● THE REQUEST
Pull every line holding the string "marker" from the records below.

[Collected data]

==================================================

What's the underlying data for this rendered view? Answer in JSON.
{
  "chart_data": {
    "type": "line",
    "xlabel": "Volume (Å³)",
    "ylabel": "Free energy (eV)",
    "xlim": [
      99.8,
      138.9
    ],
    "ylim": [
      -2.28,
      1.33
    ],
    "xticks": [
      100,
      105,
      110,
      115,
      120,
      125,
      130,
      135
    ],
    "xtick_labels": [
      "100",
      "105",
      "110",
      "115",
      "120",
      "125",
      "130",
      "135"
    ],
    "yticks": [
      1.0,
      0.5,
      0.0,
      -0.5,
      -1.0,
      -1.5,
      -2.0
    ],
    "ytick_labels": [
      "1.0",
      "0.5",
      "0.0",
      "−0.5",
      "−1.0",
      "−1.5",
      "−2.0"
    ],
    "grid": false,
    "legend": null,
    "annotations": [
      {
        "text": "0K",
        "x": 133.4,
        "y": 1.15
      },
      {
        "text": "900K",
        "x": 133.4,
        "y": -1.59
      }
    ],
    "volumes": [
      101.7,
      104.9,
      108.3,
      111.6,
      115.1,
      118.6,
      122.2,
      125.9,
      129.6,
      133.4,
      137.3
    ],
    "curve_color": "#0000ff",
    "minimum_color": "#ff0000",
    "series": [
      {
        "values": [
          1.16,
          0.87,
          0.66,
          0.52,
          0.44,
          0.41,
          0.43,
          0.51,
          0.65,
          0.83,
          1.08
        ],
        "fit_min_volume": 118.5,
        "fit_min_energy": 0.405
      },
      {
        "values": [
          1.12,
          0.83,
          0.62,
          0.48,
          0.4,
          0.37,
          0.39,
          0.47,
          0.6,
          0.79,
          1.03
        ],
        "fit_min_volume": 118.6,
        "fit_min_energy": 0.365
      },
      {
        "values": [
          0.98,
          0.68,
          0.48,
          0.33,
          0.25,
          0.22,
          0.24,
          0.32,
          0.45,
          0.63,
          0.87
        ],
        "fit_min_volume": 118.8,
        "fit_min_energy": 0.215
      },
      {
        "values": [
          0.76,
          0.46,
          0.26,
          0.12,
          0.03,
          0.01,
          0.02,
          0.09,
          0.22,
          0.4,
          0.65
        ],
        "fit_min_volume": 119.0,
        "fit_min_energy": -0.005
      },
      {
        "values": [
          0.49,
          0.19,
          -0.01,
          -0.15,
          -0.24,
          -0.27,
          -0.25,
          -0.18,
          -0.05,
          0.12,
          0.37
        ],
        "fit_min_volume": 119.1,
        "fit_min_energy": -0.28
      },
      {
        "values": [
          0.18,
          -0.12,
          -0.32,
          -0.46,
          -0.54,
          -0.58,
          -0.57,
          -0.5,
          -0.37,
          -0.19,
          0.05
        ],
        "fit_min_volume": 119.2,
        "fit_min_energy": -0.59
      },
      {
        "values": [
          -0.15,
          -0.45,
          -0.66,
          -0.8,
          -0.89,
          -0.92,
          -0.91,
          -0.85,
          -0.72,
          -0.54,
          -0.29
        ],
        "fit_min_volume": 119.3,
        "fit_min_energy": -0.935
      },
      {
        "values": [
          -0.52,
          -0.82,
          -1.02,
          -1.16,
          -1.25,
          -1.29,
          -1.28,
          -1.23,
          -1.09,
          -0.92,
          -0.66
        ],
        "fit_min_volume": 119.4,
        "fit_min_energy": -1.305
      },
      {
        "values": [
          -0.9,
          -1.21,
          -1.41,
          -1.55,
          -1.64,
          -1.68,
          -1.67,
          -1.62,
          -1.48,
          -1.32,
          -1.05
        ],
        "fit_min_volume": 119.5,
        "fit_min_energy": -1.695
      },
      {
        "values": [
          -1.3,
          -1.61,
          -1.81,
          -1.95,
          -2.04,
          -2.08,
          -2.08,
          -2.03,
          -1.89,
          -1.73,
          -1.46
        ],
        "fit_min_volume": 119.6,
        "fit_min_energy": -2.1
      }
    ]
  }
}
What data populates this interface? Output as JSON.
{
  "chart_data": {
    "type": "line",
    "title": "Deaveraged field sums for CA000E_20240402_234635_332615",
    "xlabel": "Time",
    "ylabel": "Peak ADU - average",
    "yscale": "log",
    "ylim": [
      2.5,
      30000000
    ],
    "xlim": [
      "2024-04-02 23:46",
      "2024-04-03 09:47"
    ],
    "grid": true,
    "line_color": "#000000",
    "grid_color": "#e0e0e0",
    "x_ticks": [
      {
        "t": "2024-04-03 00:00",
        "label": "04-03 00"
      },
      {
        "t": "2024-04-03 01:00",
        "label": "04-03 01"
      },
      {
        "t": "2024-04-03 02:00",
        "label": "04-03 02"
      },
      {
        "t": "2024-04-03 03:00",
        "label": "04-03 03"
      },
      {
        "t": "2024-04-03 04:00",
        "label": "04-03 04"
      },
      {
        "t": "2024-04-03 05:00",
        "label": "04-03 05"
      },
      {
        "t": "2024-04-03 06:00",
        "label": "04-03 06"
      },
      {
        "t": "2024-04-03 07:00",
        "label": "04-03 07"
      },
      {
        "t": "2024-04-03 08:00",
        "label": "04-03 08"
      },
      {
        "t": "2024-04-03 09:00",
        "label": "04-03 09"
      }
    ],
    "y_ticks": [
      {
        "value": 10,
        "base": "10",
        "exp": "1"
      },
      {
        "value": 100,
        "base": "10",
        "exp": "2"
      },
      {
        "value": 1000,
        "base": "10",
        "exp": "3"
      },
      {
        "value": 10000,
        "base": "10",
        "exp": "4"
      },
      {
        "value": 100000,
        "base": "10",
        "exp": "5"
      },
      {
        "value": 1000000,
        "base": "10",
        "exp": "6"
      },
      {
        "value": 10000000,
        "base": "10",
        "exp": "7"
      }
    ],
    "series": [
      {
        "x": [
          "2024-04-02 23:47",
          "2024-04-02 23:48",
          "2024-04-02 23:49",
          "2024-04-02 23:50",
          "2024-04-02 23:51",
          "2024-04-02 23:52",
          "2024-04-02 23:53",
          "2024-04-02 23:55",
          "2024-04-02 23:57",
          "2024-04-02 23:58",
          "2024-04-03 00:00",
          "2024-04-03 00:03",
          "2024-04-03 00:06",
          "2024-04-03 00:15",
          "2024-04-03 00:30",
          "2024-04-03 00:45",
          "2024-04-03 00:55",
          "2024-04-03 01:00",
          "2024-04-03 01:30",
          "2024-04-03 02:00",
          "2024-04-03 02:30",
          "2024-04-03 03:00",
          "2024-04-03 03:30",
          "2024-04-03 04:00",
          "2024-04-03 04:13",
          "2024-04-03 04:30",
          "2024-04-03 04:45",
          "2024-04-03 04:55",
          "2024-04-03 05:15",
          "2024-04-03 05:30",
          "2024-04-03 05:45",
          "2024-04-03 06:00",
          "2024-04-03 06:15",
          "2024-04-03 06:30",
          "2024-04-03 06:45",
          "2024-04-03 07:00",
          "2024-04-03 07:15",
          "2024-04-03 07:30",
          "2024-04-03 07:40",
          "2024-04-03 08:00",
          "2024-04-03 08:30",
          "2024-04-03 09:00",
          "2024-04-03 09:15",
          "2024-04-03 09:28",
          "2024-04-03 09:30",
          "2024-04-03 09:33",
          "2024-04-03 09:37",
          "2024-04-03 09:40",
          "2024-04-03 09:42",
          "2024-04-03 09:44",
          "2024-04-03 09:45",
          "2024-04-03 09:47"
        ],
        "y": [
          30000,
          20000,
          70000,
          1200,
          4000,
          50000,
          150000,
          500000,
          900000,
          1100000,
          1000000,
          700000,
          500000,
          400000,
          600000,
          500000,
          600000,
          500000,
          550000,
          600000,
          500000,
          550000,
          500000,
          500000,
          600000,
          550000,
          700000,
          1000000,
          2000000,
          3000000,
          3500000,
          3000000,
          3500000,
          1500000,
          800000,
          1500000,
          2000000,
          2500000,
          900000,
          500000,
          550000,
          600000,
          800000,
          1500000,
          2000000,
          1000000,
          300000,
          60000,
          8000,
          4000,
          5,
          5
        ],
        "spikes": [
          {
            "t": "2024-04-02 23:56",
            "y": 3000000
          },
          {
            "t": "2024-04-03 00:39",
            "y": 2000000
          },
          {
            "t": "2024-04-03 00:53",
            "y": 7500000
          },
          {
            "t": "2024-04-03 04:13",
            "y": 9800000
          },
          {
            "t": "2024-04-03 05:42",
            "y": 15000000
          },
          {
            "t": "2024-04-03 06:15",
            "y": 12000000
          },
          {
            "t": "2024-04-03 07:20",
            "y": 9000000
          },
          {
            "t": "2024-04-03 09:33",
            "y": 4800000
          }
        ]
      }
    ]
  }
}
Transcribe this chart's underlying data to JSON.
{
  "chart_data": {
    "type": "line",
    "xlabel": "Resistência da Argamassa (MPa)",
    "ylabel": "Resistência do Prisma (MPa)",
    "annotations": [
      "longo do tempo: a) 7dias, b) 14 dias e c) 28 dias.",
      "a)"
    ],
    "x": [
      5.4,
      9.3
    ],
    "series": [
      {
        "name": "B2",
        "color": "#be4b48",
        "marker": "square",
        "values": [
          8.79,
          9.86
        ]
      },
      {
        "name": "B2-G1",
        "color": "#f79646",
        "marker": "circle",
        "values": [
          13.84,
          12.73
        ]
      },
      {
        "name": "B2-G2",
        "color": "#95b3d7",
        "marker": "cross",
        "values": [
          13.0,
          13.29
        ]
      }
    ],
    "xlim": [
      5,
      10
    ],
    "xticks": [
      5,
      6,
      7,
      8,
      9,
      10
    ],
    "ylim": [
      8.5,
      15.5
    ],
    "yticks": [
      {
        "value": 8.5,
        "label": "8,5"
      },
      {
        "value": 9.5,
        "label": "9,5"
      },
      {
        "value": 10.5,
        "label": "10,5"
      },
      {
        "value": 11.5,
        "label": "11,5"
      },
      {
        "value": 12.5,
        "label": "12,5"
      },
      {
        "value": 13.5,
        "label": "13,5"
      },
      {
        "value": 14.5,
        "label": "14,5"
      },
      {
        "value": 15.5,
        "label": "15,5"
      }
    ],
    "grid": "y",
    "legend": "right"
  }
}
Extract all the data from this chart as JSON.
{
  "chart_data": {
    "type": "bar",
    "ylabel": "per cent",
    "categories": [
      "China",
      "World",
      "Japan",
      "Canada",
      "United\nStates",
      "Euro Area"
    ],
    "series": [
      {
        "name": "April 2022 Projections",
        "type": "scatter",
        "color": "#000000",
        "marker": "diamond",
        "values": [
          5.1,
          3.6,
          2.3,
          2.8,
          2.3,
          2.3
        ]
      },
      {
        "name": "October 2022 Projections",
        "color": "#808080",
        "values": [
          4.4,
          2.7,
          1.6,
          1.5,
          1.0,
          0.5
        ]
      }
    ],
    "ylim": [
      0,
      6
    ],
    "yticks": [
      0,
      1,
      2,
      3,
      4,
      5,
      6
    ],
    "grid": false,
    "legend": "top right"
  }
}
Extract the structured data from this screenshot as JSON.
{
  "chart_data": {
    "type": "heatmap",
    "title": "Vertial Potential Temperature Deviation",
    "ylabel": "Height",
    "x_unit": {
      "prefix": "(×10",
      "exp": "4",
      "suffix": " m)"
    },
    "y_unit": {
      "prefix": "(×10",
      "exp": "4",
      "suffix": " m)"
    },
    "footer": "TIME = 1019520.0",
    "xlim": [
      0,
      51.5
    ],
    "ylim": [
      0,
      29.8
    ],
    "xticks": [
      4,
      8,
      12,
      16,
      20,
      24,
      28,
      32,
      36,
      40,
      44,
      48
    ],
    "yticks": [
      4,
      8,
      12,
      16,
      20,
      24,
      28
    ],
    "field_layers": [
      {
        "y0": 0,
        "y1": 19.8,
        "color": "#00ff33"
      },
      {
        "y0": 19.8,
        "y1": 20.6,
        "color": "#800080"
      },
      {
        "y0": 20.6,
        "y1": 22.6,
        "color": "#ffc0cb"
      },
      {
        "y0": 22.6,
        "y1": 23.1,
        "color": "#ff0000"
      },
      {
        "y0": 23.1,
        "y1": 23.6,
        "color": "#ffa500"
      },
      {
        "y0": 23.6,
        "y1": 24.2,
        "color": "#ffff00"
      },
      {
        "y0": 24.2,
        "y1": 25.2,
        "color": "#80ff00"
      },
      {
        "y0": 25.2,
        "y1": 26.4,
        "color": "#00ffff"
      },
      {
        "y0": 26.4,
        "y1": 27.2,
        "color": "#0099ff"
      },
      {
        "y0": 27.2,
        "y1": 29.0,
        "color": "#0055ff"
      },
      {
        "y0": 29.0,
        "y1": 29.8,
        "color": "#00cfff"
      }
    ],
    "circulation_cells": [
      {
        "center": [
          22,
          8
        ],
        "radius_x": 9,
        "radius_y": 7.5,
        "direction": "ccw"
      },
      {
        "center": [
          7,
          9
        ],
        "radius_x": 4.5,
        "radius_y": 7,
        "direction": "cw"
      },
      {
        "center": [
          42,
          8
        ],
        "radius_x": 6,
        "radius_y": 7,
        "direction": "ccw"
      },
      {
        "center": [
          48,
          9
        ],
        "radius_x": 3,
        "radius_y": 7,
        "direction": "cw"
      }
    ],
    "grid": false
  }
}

==================================================

● RESPONSE TO THIS TASK
        "marker": "square",
        "marker": "circle",
        "marker": "cross",
        "marker": "diamond",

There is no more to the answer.